# GOAL
In the lines below, how many hold the word "text"? Answer only with the number.

--- Begin ROWS ---

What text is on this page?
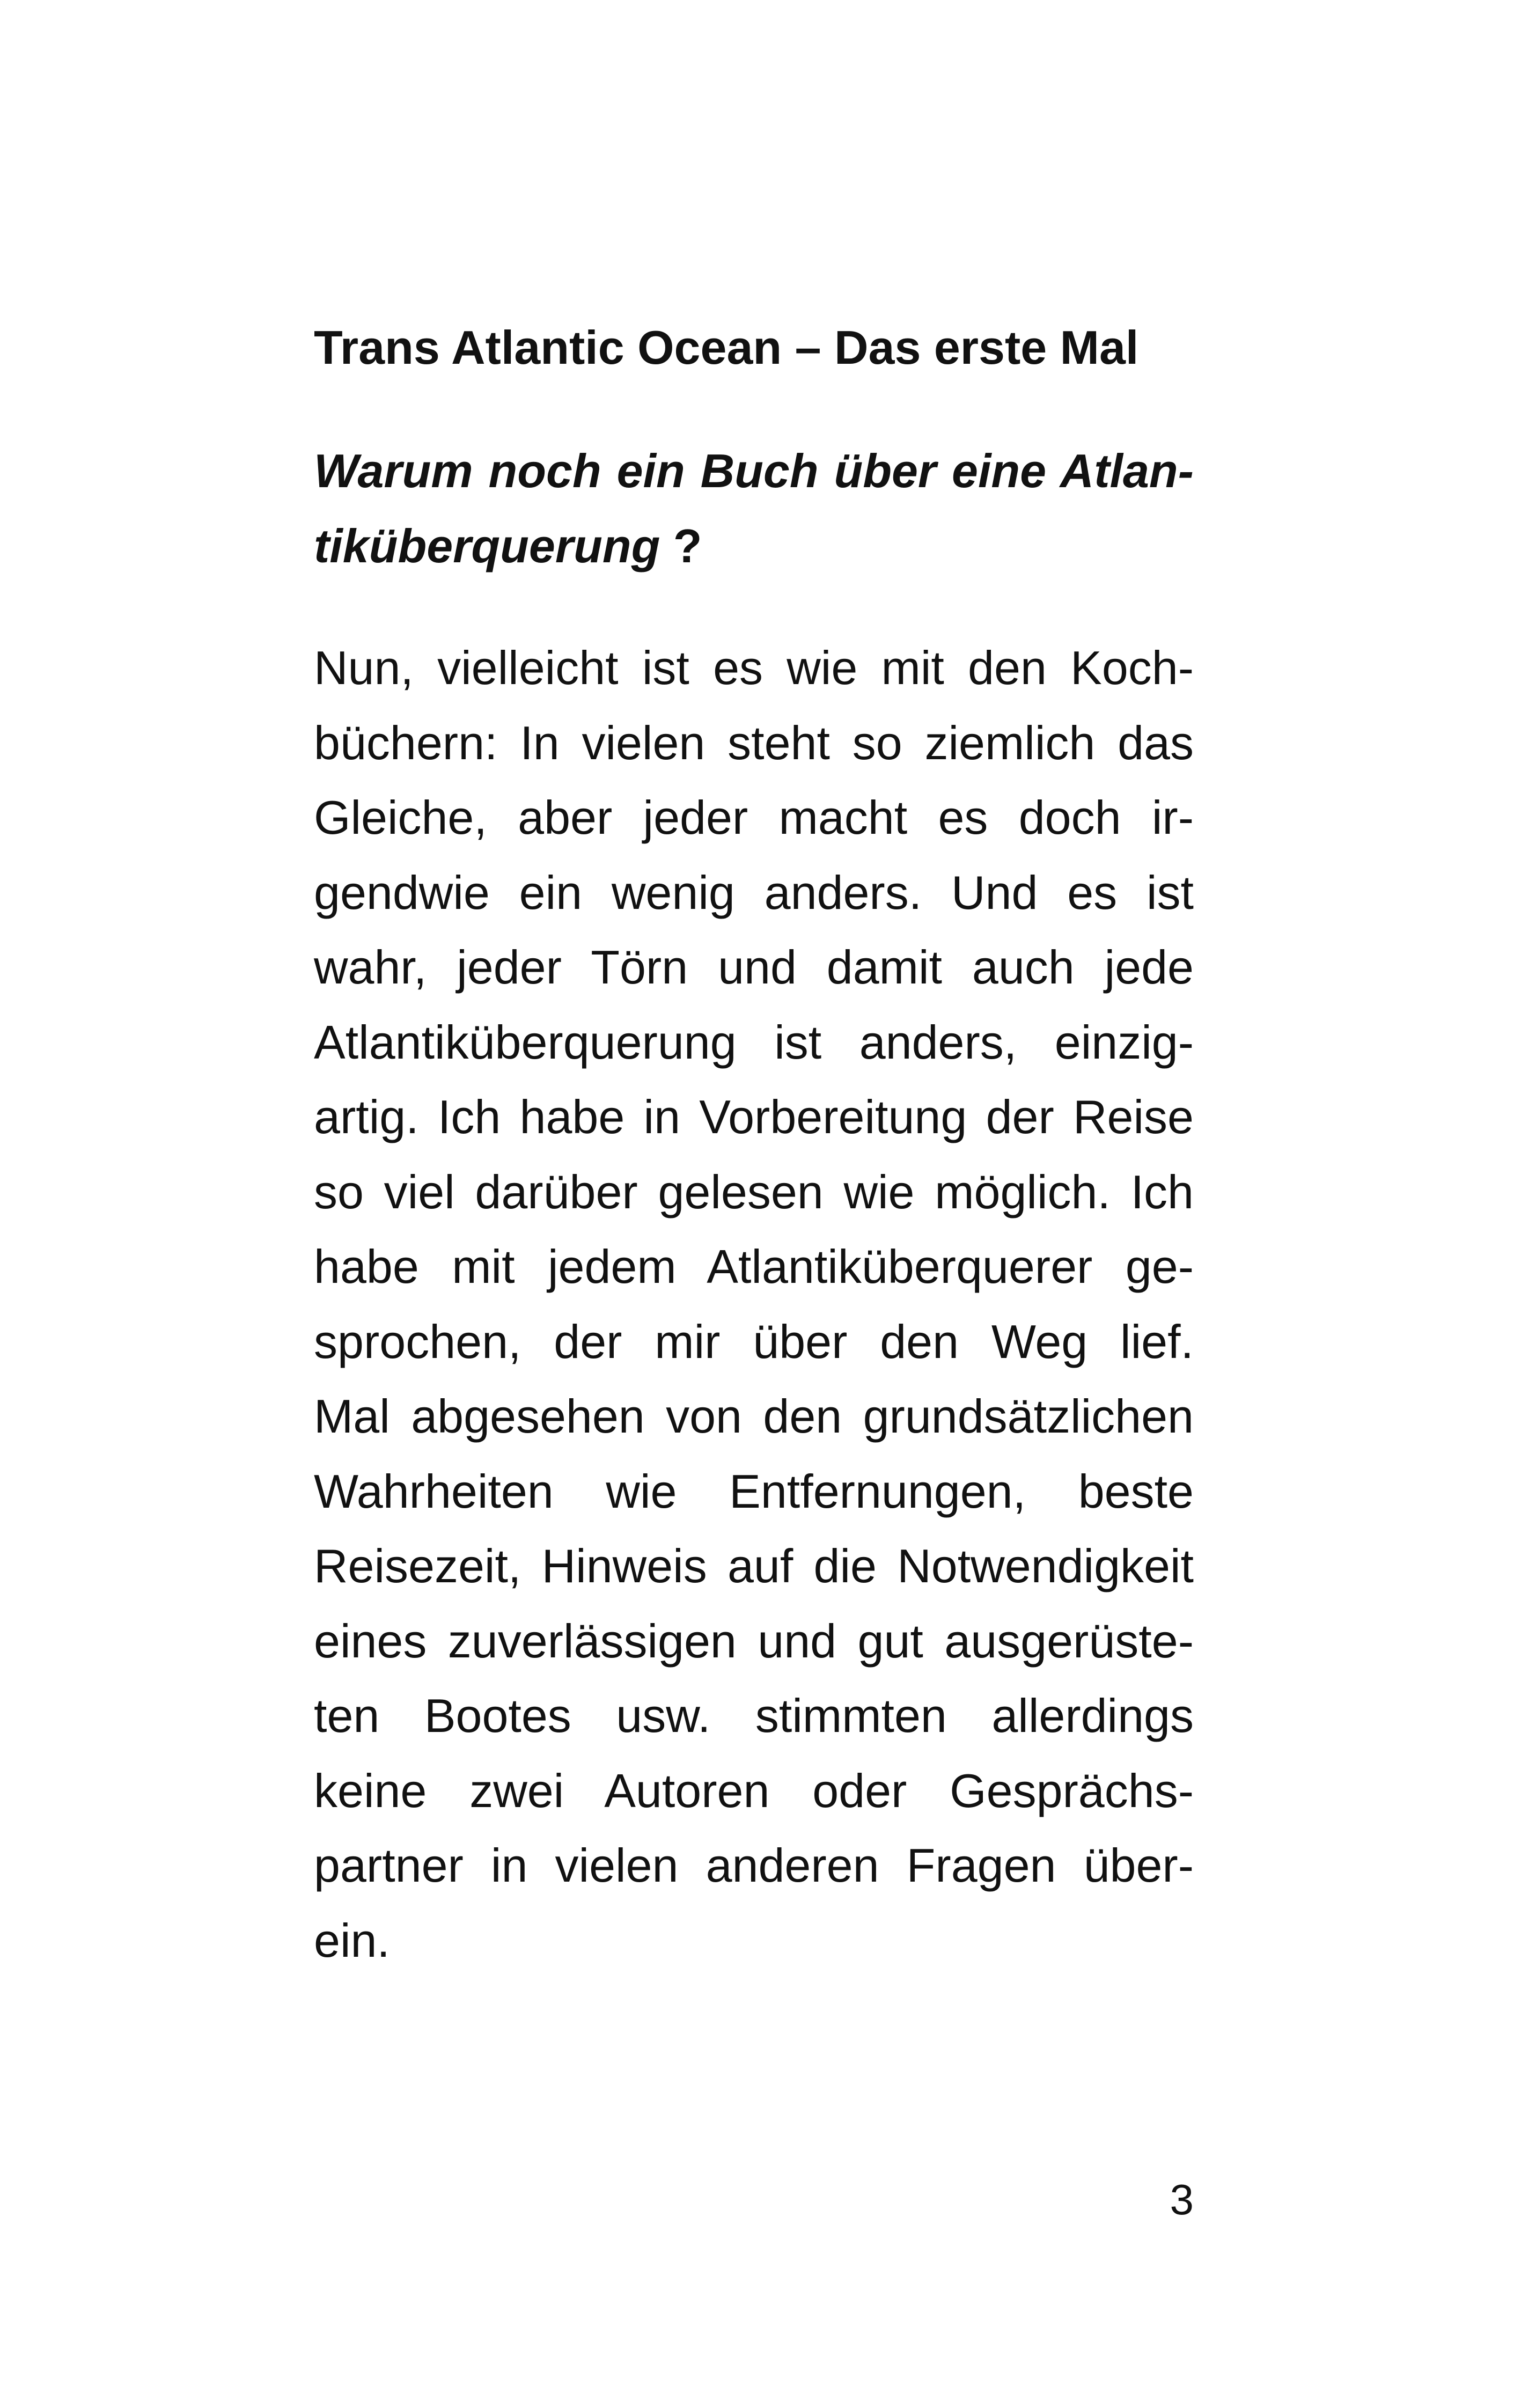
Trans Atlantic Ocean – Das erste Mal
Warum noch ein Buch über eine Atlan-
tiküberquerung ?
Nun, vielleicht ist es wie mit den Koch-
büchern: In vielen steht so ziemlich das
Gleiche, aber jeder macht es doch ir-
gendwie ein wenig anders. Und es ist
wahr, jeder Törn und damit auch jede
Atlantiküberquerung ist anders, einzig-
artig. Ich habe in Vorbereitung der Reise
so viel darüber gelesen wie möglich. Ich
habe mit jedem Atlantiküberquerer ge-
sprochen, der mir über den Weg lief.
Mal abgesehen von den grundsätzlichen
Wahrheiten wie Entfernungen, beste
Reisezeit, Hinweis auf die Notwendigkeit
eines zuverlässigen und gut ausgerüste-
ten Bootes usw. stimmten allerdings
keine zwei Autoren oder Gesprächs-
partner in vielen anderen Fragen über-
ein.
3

--- End ROWS ---
--- Begin ROWS ---

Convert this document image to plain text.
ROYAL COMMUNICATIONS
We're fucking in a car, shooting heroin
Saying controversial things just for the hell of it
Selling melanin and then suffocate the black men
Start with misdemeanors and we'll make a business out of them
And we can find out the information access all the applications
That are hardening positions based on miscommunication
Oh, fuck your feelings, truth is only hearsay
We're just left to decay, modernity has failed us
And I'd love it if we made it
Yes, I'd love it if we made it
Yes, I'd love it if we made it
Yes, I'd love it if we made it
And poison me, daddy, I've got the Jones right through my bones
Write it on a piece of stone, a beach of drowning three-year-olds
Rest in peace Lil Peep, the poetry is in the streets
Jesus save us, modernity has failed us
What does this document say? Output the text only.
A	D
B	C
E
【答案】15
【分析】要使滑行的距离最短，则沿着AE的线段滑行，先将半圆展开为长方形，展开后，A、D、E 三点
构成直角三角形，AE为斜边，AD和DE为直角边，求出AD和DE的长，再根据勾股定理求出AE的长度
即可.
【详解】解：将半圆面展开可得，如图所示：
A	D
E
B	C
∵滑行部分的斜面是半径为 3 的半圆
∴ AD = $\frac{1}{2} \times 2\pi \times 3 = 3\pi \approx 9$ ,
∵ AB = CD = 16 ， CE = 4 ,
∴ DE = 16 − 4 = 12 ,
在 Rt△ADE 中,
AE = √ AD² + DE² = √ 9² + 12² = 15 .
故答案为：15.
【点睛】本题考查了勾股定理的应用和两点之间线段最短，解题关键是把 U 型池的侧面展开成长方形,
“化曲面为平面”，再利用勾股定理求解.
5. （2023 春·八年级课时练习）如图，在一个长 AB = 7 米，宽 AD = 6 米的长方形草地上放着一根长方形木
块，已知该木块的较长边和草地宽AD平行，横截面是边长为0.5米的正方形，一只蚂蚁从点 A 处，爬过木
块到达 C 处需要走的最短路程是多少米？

--- End ROWS ---

# WRITTEN REPLY
3